◆ Stated exercise: Reproduce all entries precisely, down to the last character.

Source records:
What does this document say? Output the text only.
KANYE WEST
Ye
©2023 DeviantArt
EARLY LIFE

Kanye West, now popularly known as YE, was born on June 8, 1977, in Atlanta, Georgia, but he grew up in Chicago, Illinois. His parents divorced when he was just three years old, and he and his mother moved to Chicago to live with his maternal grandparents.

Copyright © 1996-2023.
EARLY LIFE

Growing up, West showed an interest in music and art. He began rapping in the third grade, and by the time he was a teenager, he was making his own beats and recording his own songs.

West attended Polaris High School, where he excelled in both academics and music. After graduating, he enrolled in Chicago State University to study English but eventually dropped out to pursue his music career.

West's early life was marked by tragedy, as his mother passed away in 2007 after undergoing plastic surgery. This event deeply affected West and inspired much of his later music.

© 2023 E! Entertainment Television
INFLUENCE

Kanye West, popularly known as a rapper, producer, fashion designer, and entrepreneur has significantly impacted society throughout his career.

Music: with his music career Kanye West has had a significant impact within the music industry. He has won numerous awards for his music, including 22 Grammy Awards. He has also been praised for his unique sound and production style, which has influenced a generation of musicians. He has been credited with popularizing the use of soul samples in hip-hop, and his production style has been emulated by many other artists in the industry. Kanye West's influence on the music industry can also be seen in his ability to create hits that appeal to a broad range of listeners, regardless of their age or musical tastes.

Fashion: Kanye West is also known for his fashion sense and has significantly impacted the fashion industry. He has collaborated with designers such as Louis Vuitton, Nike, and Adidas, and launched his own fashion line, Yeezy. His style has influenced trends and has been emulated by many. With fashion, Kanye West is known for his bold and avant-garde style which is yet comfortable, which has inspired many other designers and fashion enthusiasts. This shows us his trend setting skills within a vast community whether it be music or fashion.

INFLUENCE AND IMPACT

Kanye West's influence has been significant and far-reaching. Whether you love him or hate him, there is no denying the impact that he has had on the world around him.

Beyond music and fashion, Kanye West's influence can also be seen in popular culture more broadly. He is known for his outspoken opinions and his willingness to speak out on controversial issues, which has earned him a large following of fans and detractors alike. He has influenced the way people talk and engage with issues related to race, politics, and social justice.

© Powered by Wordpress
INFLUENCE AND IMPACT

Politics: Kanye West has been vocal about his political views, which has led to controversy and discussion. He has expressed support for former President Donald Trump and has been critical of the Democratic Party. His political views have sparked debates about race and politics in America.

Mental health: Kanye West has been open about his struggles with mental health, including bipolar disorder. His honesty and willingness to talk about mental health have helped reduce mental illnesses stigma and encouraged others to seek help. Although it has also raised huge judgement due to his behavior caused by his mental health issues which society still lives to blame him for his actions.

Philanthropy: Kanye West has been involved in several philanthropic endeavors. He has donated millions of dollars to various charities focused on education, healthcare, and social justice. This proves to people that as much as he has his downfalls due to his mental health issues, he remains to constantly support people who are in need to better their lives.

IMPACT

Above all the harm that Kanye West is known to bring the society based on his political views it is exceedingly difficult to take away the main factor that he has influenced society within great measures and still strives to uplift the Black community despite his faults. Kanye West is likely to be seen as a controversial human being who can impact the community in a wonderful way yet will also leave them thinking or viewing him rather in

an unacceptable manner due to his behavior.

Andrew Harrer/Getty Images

◆ Output of the exercise:
What does this document say? Output the text only.
KANYE WEST
Ye
©2023 DeviantArt
EARLY LIFE

Kanye West, now popularly known as YE, was born on June 8, 1977, in Atlanta, Georgia, but he grew up in Chicago, Illinois. His parents divorced when he was just three years old, and he and his mother moved to Chicago to live with his maternal grandparents.

Copyright © 1996-2023.
EARLY LIFE

Growing up, West showed an interest in music and art. He began rapping in the third grade, and by the time he was a teenager, he was making his own beats and recording his own songs.

West attended Polaris High School, where he excelled in both academics and music. After graduating, he enrolled in Chicago State University to study English but eventually dropped out to pursue his music career.

West's early life was marked by tragedy, as his mother passed away in 2007 after undergoing plastic surgery. This event deeply affected West and inspired much of his later music.

© 2023 E! Entertainment Television
INFLUENCE

Kanye West, popularly known as a rapper, producer, fashion designer, and entrepreneur has significantly impacted society throughout his career.

Music: with his music career Kanye West has had a significant impact within the music industry. He has won numerous awards for his music, including 22 Grammy Awards. He has also been praised for his unique sound and production style, which has influenced a generation of musicians. He has been credited with popularizing the use of soul samples in hip-hop, and his production style has been emulated by many other artists in the industry. Kanye West's influence on the music industry can also be seen in his ability to create hits that appeal to a broad range of listeners, regardless of their age or musical tastes.

Fashion: Kanye West is also known for his fashion sense and has significantly impacted the fashion industry. He has collaborated with designers such as Louis Vuitton, Nike, and Adidas, and launched his own fashion line, Yeezy. His style has influenced trends and has been emulated by many. With fashion, Kanye West is known for his bold and avant-garde style which is yet comfortable, which has inspired many other designers and fashion enthusiasts. This shows us his trend setting skills within a vast community whether it be music or fashion.

INFLUENCE AND IMPACT

Kanye West's influence has been significant and far-reaching. Whether you love him or hate him, there is no denying the impact that he has had on the world around him.

Beyond music and fashion, Kanye West's influence can also be seen in popular culture more broadly. He is known for his outspoken opinions and his willingness to speak out on controversial issues, which has earned him a large following of fans and detractors alike. He has influenced the way people talk and engage with issues related to race, politics, and social justice.

© Powered by Wordpress
INFLUENCE AND IMPACT

Politics: Kanye West has been vocal about his political views, which has led to controversy and discussion. He has expressed support for former President Donald Trump and has been critical of the Democratic Party. His political views have sparked debates about race and politics in America.

Mental health: Kanye West has been open about his struggles with mental health, including bipolar disorder. His honesty and willingness to talk about mental health have helped reduce mental illnesses stigma and encouraged others to seek help. Although it has also raised huge judgement due to his behavior caused by his mental health issues which society still lives to blame him for his actions.

Philanthropy: Kanye West has been involved in several philanthropic endeavors. He has donated millions of dollars to various charities focused on education, healthcare, and social justice. This proves to people that as much as he has his downfalls due to his mental health issues, he remains to constantly support people who are in need to better their lives.

IMPACT

Above all the harm that Kanye West is known to bring the society based on his political views it is exceedingly difficult to take away the main factor that he has influenced society within great measures and still strives to uplift the Black community despite his faults. Kanye West is likely to be seen as a controversial human being who can impact the community in a wonderful way yet will also leave them thinking or viewing him rather in

an unacceptable manner due to his behavior.

Andrew Harrer/Getty Images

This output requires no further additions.